++++ Given records ++++
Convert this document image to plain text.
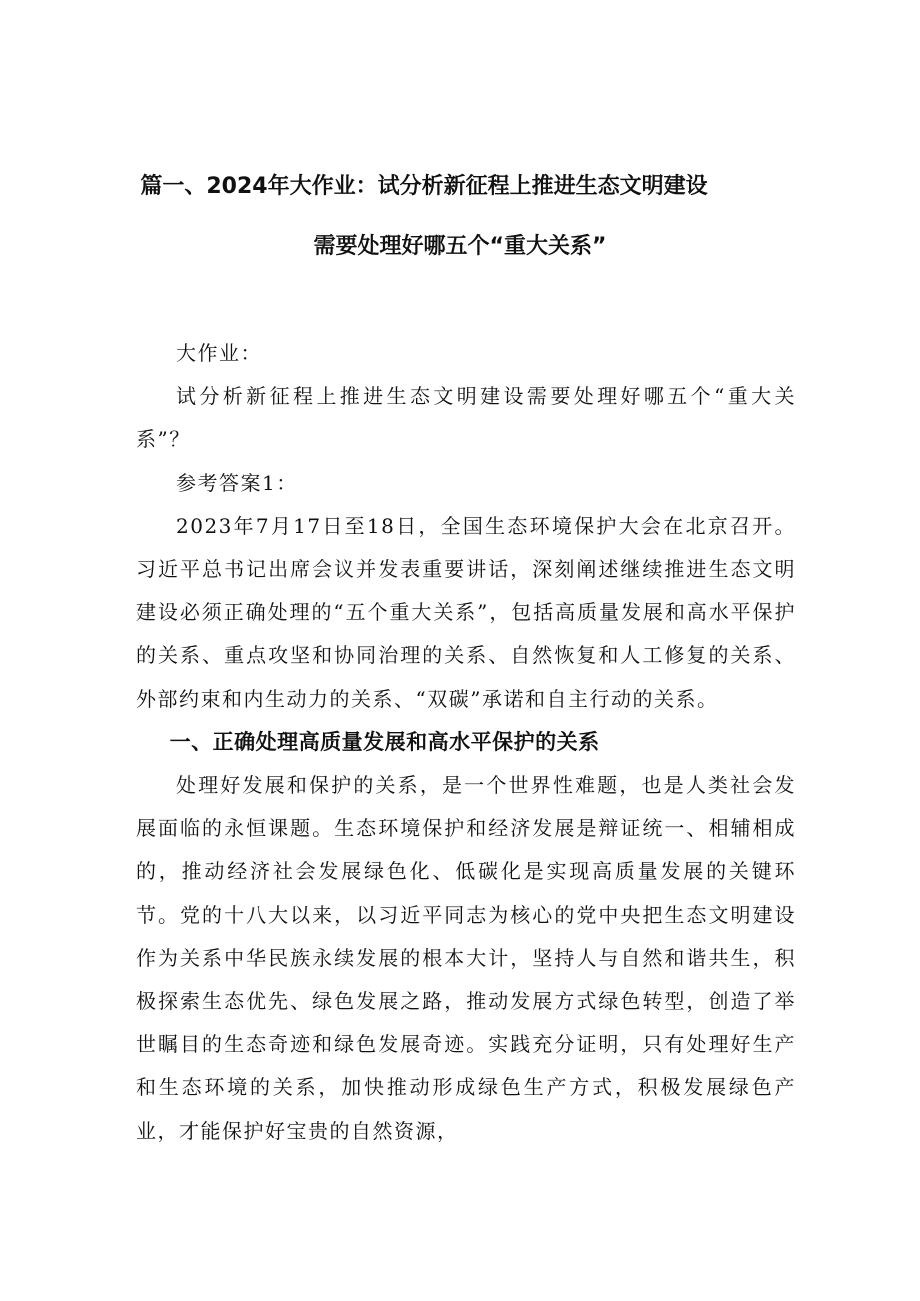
篇一、2024年大作业：试分析新征程上推进生态文明建设
需要处理好哪五个“重大关系”

大作业：

试分析新征程上推进生态文明建设需要处理好哪五个“重大关系”？

参考答案1：

2023年7月17日至18日，全国生态环境保护大会在北京召开。习近平总书记出席会议并发表重要讲话，深刻阐述继续推进生态文明建设必须正确处理的“五个重大关系”，包括高质量发展和高水平保护的关系、重点攻坚和协同治理的关系、自然恢复和人工修复的关系、外部约束和内生动力的关系、“双碳”承诺和自主行动的关系。

一、正确处理高质量发展和高水平保护的关系

处理好发展和保护的关系，是一个世界性难题，也是人类社会发展面临的永恒课题。生态环境保护和经济发展是辩证统一、相辅相成的，推动经济社会发展绿色化、低碳化是实现高质量发展的关键环节。党的十八大以来，以习近平同志为核心的党中央把生态文明建设作为关系中华民族永续发展的根本大计，坚持人与自然和谐共生，积极探索生态优先、绿色发展之路，推动发展方式绿色转型，创造了举世瞩目的生态奇迹和绿色发展奇迹。实践充分证明，只有处理好生产和生态环境的关系，加快推动形成绿色生产方式，积极发展绿色产业，才能保护好宝贵的自然资源，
++++
- _Task statement_
Exactly as written, return every line of the listing, but not the pictures.

- _Solution for this problem_
Convert this document image to plain text.
篇一、2024年大作业：试分析新征程上推进生态文明建设
需要处理好哪五个“重大关系”

大作业：

试分析新征程上推进生态文明建设需要处理好哪五个“重大关系”？

参考答案1：

2023年7月17日至18日，全国生态环境保护大会在北京召开。习近平总书记出席会议并发表重要讲话，深刻阐述继续推进生态文明建设必须正确处理的“五个重大关系”，包括高质量发展和高水平保护的关系、重点攻坚和协同治理的关系、自然恢复和人工修复的关系、外部约束和内生动力的关系、“双碳”承诺和自主行动的关系。

一、正确处理高质量发展和高水平保护的关系

处理好发展和保护的关系，是一个世界性难题，也是人类社会发展面临的永恒课题。生态环境保护和经济发展是辩证统一、相辅相成的，推动经济社会发展绿色化、低碳化是实现高质量发展的关键环节。党的十八大以来，以习近平同志为核心的党中央把生态文明建设作为关系中华民族永续发展的根本大计，坚持人与自然和谐共生，积极探索生态优先、绿色发展之路，推动发展方式绿色转型，创造了举世瞩目的生态奇迹和绿色发展奇迹。实践充分证明，只有处理好生产和生态环境的关系，加快推动形成绿色生产方式，积极发展绿色产业，才能保护好宝贵的自然资源，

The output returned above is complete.